REQUIRED ACTIONS:
a) Transcribe the post on the cover design for Black Women in Sequence from "Behind the Covers: ‘Black" to "and Journal Show.".
b) Write the next part of the post on the cover design for Black Women in Sequence, starting after its last sentence.

Behind the Covers: ‘Black Women in Sequence’

BehindCovers-BlackWomen-00As we head into the 40th Black History Month (AKA African American History Month and #BlackFutureMonth), we feature a guest post from UW Press Senior Designer Thomas Eykemans on the creative process behind Black Women in Sequence: Re-inking Comics, Graphic Novels, and Anime by Deborah Elizabeth Whaley. The book won an award in the Scholarly Illustrated category of the 2016 AAUP Book, Jacket and Journal Show.

As the first detailed investigation of Black women’s participation in comic art, Black Women in Sequence examines the representation, production, and transnational circulation of women of African descent in the sequential art world. In this groundbreaking study, which includes interviews with artists and writers, Whaley suggests that the treatment of the Black female subject in sequential art says much about the place of people of African descent in national ideology in the United States and abroad. Below, Eykemans walks us through the collaborative design.

PROVIDED RECORDS:
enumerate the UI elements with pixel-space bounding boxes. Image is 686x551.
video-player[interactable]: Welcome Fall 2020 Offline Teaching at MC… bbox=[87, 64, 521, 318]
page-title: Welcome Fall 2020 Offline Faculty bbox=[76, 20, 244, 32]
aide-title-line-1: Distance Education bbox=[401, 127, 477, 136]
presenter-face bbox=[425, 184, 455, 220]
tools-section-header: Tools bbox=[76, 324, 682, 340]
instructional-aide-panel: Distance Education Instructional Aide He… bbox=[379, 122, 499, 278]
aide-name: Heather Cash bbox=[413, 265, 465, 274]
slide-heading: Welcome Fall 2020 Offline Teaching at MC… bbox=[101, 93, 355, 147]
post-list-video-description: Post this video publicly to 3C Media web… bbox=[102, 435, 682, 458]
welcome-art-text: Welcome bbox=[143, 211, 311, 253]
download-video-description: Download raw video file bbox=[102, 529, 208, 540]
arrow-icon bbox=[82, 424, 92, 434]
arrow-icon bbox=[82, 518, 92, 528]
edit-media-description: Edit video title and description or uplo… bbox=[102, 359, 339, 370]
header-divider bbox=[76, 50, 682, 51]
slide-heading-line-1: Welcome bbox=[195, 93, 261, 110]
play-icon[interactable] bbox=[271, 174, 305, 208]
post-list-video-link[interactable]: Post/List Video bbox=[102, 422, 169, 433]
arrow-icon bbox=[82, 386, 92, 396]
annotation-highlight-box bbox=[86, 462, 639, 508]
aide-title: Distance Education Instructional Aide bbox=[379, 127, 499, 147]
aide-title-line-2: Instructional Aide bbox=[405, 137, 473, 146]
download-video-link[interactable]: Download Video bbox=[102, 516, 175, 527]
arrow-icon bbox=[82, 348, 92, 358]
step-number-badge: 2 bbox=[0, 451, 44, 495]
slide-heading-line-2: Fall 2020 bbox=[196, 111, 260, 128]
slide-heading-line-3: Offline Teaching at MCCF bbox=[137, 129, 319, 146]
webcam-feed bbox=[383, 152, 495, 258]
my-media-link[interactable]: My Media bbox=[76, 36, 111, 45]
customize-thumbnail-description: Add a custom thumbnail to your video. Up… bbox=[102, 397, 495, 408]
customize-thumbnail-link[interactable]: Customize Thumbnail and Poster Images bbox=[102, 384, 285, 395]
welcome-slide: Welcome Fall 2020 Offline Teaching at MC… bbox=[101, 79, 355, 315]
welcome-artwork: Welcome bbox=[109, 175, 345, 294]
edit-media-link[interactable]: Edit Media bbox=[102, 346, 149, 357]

ANSWERS TO THE EXERCISES:
a)
Behind the Covers: ‘Black Women in Sequence’

BehindCovers-BlackWomen-00As we head into the 40th Black History Month (AKA African American History Month and #BlackFutureMonth), we feature a guest post from UW Press Senior Designer Thomas Eykemans on the creative process behind Black Women in Sequence: Re-inking Comics, Graphic Novels, and Anime by Deborah Elizabeth Whaley. The book won an award in the Scholarly Illustrated category of the 2016 AAUP Book, Jacket and Journal Show.

b)
Comics are one of my favorite visual mediums, so it was a pleasant surprise to learn that I would have the opportunity to work on this book. With a diverse range of imagery to draw from and challenging themes to approach, I reached out to the author to help clarify the intention of her book and how I might best represent that in the cover design. Deborah identified the comic strip Friday Foster as the ideal source for a striking cover image. Friday Foster was the first black female comic strip character in a mainstream publication.

BehindCovers-BlackWomen-03

“Friday Foster,” Chicago Tribune, May 5, 1972.